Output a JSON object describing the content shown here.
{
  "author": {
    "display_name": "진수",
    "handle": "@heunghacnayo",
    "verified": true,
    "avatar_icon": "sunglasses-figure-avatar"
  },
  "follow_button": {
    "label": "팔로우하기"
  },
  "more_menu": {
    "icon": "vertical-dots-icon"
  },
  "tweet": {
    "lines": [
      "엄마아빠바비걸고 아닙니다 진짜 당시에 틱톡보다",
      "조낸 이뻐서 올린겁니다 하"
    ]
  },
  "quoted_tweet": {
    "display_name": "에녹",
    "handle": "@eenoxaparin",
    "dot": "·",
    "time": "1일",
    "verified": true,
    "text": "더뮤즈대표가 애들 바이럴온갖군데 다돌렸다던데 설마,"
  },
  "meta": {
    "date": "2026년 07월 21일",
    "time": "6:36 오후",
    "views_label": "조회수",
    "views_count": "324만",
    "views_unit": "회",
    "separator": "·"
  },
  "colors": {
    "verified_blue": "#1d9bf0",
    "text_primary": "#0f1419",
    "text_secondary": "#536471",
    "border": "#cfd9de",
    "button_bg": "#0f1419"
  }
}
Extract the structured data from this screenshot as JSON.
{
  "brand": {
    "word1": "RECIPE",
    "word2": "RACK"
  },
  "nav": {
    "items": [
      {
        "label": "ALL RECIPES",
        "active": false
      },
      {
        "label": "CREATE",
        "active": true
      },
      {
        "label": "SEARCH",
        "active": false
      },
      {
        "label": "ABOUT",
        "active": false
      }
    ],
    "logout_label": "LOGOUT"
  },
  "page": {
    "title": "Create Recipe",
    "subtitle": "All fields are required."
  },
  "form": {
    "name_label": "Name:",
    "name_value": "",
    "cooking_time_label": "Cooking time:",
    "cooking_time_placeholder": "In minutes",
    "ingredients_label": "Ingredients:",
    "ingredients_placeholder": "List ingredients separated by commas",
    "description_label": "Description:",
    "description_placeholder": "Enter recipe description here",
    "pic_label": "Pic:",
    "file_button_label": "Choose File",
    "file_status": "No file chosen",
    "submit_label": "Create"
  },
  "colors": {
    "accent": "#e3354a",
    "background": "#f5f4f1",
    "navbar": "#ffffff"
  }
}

• • • •

#### EXERCISE OBJECTIVE
Reproduce all data above, unchanged.

#### ANSWER TO THIS EXERCISE
Output a JSON object describing the content shown here.
{
  "author": {
    "display_name": "진수",
    "handle": "@heunghacnayo",
    "verified": true,
    "avatar_icon": "sunglasses-figure-avatar"
  },
  "follow_button": {
    "label": "팔로우하기"
  },
  "more_menu": {
    "icon": "vertical-dots-icon"
  },
  "tweet": {
    "lines": [
      "엄마아빠바비걸고 아닙니다 진짜 당시에 틱톡보다",
      "조낸 이뻐서 올린겁니다 하"
    ]
  },
  "quoted_tweet": {
    "display_name": "에녹",
    "handle": "@eenoxaparin",
    "dot": "·",
    "time": "1일",
    "verified": true,
    "text": "더뮤즈대표가 애들 바이럴온갖군데 다돌렸다던데 설마,"
  },
  "meta": {
    "date": "2026년 07월 21일",
    "time": "6:36 오후",
    "views_label": "조회수",
    "views_count": "324만",
    "views_unit": "회",
    "separator": "·"
  },
  "colors": {
    "verified_blue": "#1d9bf0",
    "text_primary": "#0f1419",
    "text_secondary": "#536471",
    "border": "#cfd9de",
    "button_bg": "#0f1419"
  }
}
Extract the structured data from this screenshot as JSON.
{
  "brand": {
    "word1": "RECIPE",
    "word2": "RACK"
  },
  "nav": {
    "items": [
      {
        "label": "ALL RECIPES",
        "active": false
      },
      {
        "label": "CREATE",
        "active": true
      },
      {
        "label": "SEARCH",
        "active": false
      },
      {
        "label": "ABOUT",
        "active": false
      }
    ],
    "logout_label": "LOGOUT"
  },
  "page": {
    "title": "Create Recipe",
    "subtitle": "All fields are required."
  },
  "form": {
    "name_label": "Name:",
    "name_value": "",
    "cooking_time_label": "Cooking time:",
    "cooking_time_placeholder": "In minutes",
    "ingredients_label": "Ingredients:",
    "ingredients_placeholder": "List ingredients separated by commas",
    "description_label": "Description:",
    "description_placeholder": "Enter recipe description here",
    "pic_label": "Pic:",
    "file_button_label": "Choose File",
    "file_status": "No file chosen",
    "submit_label": "Create"
  },
  "colors": {
    "accent": "#e3354a",
    "background": "#f5f4f1",
    "navbar": "#ffffff"
  }
}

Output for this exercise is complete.